* **TASK TO COMPLETE**:
In this exercise, reproduce all the entries that follow exactly.

* **EXERCISE DATA**:
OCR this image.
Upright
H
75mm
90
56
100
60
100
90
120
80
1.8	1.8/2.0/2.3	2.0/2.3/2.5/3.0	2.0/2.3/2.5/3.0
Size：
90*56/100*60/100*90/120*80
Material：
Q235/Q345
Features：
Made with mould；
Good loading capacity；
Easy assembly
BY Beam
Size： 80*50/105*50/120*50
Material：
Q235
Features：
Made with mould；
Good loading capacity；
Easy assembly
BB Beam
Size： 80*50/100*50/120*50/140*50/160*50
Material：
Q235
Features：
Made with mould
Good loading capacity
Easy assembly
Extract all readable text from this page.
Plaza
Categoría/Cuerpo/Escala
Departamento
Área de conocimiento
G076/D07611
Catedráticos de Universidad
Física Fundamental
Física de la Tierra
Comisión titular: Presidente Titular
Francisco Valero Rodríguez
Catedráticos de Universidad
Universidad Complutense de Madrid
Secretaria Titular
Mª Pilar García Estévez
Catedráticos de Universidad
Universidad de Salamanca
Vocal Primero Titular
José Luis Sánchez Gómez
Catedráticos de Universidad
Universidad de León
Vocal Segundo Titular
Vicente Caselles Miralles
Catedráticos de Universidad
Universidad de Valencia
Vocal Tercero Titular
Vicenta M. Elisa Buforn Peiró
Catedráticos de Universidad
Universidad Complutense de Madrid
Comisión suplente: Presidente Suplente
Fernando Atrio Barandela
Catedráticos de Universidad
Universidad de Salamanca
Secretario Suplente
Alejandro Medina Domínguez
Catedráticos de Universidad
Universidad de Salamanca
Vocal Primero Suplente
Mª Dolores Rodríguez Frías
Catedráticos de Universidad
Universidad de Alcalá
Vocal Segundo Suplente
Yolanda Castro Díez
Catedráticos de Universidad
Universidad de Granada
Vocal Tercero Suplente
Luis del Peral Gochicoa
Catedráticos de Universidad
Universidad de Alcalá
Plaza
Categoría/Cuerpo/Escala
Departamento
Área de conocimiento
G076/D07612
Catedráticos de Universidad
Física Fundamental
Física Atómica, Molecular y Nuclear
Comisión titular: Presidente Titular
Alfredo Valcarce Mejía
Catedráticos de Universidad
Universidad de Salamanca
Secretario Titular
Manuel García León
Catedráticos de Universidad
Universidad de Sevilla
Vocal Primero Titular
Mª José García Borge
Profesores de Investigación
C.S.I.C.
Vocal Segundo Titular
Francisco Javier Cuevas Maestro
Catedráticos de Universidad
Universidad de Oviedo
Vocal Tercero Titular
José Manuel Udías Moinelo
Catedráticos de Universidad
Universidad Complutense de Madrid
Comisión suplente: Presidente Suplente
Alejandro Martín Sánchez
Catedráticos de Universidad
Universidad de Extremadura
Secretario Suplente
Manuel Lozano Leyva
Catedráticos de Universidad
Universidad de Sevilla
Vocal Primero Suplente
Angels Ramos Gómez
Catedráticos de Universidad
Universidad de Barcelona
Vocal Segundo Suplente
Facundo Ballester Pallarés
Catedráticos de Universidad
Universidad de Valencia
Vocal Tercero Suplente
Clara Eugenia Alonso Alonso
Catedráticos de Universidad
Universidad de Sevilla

* **OUTPUT**:
OCR this image.
Upright
H
75mm
90
56
100
60
100
90
120
80
1.8	1.8/2.0/2.3	2.0/2.3/2.5/3.0	2.0/2.3/2.5/3.0
Size：
90*56/100*60/100*90/120*80
Material：
Q235/Q345
Features：
Made with mould；
Good loading capacity；
Easy assembly
BY Beam
Size： 80*50/105*50/120*50
Material：
Q235
Features：
Made with mould；
Good loading capacity；
Easy assembly
BB Beam
Size： 80*50/100*50/120*50/140*50/160*50
Material：
Q235
Features：
Made with mould
Good loading capacity
Easy assembly
Extract all readable text from this page.
Plaza
Categoría/Cuerpo/Escala
Departamento
Área de conocimiento
G076/D07611
Catedráticos de Universidad
Física Fundamental
Física de la Tierra
Comisión titular: Presidente Titular
Francisco Valero Rodríguez
Catedráticos de Universidad
Universidad Complutense de Madrid
Secretaria Titular
Mª Pilar García Estévez
Catedráticos de Universidad
Universidad de Salamanca
Vocal Primero Titular
José Luis Sánchez Gómez
Catedráticos de Universidad
Universidad de León
Vocal Segundo Titular
Vicente Caselles Miralles
Catedráticos de Universidad
Universidad de Valencia
Vocal Tercero Titular
Vicenta M. Elisa Buforn Peiró
Catedráticos de Universidad
Universidad Complutense de Madrid
Comisión suplente: Presidente Suplente
Fernando Atrio Barandela
Catedráticos de Universidad
Universidad de Salamanca
Secretario Suplente
Alejandro Medina Domínguez
Catedráticos de Universidad
Universidad de Salamanca
Vocal Primero Suplente
Mª Dolores Rodríguez Frías
Catedráticos de Universidad
Universidad de Alcalá
Vocal Segundo Suplente
Yolanda Castro Díez
Catedráticos de Universidad
Universidad de Granada
Vocal Tercero Suplente
Luis del Peral Gochicoa
Catedráticos de Universidad
Universidad de Alcalá
Plaza
Categoría/Cuerpo/Escala
Departamento
Área de conocimiento
G076/D07612
Catedráticos de Universidad
Física Fundamental
Física Atómica, Molecular y Nuclear
Comisión titular: Presidente Titular
Alfredo Valcarce Mejía
Catedráticos de Universidad
Universidad de Salamanca
Secretario Titular
Manuel García León
Catedráticos de Universidad
Universidad de Sevilla
Vocal Primero Titular
Mª José García Borge
Profesores de Investigación
C.S.I.C.
Vocal Segundo Titular
Francisco Javier Cuevas Maestro
Catedráticos de Universidad
Universidad de Oviedo
Vocal Tercero Titular
José Manuel Udías Moinelo
Catedráticos de Universidad
Universidad Complutense de Madrid
Comisión suplente: Presidente Suplente
Alejandro Martín Sánchez
Catedráticos de Universidad
Universidad de Extremadura
Secretario Suplente
Manuel Lozano Leyva
Catedráticos de Universidad
Universidad de Sevilla
Vocal Primero Suplente
Angels Ramos Gómez
Catedráticos de Universidad
Universidad de Barcelona
Vocal Segundo Suplente
Facundo Ballester Pallarés
Catedráticos de Universidad
Universidad de Valencia
Vocal Tercero Suplente
Clara Eugenia Alonso Alonso
Catedráticos de Universidad
Universidad de Sevilla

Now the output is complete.